Exercise requirements: Reproduce the items below verbatim, from the very first line of the items through the line that contains "Point bbox=[127, 780, 149, 794]", including both of those lines.

Extracted data:

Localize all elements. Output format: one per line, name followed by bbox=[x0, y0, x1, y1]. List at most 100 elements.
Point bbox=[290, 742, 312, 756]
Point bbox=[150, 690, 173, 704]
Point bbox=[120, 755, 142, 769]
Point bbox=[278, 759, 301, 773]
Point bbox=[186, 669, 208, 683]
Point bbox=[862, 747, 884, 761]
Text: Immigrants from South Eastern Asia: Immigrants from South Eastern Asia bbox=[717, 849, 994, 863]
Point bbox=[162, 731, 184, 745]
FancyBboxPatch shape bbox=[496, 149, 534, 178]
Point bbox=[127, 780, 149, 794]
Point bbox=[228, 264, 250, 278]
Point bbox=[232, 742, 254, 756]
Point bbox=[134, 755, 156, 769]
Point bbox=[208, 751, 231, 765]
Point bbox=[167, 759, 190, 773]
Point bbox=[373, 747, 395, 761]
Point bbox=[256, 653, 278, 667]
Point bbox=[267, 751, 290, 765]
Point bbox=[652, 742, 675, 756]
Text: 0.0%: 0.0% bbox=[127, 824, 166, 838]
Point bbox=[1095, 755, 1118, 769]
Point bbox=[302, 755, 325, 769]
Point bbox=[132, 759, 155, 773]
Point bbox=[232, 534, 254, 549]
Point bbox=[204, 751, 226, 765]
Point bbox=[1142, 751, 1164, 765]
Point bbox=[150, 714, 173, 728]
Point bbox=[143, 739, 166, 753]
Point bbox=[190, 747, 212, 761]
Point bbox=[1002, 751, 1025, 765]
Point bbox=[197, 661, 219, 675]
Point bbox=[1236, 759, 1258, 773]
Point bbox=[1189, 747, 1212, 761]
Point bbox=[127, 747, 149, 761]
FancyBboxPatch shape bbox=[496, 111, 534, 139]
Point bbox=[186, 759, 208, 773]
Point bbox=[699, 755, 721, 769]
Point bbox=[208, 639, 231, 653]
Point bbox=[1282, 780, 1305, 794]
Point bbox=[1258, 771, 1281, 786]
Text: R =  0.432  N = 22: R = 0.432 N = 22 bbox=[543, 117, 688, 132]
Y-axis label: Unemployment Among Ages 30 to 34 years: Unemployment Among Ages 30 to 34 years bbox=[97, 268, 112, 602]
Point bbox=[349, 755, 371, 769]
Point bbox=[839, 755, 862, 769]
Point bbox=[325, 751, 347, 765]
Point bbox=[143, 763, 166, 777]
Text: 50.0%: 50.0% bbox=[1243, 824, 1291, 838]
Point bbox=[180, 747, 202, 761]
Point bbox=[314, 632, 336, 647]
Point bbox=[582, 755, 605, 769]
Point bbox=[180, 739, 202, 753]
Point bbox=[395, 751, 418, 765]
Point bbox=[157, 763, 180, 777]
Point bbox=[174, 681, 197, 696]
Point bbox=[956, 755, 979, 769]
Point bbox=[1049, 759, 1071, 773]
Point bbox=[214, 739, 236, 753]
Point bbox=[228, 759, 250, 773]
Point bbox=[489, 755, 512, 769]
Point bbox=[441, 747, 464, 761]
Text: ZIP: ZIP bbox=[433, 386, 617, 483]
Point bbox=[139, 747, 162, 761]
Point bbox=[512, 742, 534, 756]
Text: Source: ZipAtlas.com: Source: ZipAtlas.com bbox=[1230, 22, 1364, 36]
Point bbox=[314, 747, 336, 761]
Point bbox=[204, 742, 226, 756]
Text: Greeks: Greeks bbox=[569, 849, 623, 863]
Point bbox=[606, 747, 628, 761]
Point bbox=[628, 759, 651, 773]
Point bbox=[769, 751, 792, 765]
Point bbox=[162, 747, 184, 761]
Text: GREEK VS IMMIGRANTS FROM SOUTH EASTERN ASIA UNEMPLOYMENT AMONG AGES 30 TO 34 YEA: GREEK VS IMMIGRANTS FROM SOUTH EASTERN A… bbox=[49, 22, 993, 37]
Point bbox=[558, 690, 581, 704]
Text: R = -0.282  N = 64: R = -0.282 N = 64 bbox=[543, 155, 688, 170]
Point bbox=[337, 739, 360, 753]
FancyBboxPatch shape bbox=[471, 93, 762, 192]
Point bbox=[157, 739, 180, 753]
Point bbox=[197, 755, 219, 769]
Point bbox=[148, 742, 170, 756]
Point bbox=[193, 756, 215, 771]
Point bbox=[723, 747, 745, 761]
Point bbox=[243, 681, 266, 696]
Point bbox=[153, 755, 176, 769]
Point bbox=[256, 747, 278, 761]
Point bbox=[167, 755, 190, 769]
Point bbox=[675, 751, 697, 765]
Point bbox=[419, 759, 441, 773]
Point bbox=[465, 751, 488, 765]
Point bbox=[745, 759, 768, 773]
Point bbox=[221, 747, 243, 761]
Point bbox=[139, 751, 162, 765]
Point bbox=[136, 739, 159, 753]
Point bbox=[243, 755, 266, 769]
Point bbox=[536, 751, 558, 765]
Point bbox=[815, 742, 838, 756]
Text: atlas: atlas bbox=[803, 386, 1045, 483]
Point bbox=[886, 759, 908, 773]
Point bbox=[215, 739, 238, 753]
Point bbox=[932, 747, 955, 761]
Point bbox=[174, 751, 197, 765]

Solution for this exercise:
Localize all elements. Output format: one per line, name followed by bbox=[x0, y0, x1, y1]. List at most 100 elements.
Point bbox=[290, 742, 312, 756]
Point bbox=[150, 690, 173, 704]
Point bbox=[120, 755, 142, 769]
Point bbox=[278, 759, 301, 773]
Point bbox=[186, 669, 208, 683]
Point bbox=[862, 747, 884, 761]
Text: Immigrants from South Eastern Asia: Immigrants from South Eastern Asia bbox=[717, 849, 994, 863]
Point bbox=[162, 731, 184, 745]
FancyBboxPatch shape bbox=[496, 149, 534, 178]
Point bbox=[127, 780, 149, 794]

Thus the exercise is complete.